◆ Exercise goal:
Please list all lines of the material below in which the string "title" occurs.

[start of Excerpted records]

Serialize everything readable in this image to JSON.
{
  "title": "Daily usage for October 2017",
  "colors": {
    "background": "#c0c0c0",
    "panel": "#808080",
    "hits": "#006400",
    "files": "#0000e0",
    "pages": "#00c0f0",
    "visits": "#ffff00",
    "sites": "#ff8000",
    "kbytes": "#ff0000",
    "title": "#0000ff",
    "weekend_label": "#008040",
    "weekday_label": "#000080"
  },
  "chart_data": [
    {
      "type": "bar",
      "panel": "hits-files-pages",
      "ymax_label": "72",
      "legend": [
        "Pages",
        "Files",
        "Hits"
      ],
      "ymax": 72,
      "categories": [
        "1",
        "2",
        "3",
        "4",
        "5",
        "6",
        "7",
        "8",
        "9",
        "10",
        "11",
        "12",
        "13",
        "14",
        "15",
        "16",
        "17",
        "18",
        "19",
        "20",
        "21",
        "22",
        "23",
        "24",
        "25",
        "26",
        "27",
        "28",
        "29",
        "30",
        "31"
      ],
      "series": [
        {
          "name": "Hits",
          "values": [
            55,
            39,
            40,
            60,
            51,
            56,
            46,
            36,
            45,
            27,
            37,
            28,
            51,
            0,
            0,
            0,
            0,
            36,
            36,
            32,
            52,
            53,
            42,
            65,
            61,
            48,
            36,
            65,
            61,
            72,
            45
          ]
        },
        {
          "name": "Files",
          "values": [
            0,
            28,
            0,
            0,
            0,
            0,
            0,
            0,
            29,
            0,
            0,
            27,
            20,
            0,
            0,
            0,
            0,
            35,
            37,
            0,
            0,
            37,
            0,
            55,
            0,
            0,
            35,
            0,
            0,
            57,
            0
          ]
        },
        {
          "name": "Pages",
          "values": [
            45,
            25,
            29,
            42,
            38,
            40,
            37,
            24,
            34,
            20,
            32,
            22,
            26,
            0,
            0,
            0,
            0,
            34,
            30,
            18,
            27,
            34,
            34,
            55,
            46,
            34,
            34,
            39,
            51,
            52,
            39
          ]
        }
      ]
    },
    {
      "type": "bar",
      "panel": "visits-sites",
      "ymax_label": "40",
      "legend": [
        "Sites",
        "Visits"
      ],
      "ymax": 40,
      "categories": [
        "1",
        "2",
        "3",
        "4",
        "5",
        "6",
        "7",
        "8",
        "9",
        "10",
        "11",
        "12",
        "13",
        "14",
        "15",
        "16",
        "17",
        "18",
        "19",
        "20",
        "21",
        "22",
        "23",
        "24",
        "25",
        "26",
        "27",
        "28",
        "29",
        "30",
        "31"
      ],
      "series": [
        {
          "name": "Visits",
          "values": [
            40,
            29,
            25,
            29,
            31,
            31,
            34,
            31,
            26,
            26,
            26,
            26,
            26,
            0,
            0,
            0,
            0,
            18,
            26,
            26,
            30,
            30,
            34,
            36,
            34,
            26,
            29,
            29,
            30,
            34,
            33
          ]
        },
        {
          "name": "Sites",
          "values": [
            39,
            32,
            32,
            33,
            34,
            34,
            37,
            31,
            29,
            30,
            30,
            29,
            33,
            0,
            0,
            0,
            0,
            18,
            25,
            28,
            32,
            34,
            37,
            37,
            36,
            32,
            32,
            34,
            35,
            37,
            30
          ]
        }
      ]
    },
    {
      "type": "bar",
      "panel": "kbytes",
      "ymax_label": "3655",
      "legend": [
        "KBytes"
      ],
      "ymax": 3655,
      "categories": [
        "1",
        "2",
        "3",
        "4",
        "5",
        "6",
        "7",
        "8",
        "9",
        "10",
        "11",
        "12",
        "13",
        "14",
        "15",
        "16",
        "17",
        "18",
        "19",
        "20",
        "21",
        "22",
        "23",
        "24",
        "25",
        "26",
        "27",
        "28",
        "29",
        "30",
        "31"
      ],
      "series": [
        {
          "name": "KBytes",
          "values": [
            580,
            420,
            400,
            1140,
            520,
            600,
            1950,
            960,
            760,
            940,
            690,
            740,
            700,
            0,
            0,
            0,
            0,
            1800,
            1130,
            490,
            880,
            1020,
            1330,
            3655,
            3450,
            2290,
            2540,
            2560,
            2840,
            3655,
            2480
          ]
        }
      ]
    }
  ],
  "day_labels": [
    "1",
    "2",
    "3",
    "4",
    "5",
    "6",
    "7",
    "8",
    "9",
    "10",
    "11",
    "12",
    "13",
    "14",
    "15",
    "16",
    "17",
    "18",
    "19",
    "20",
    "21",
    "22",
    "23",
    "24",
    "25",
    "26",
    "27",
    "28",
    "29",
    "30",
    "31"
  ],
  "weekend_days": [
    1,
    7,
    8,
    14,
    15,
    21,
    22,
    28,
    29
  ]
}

[end of Excerpted records]

◆ Solution to the exercise:
  "title": "Daily usage for October 2017",
    "title": "#0000ff",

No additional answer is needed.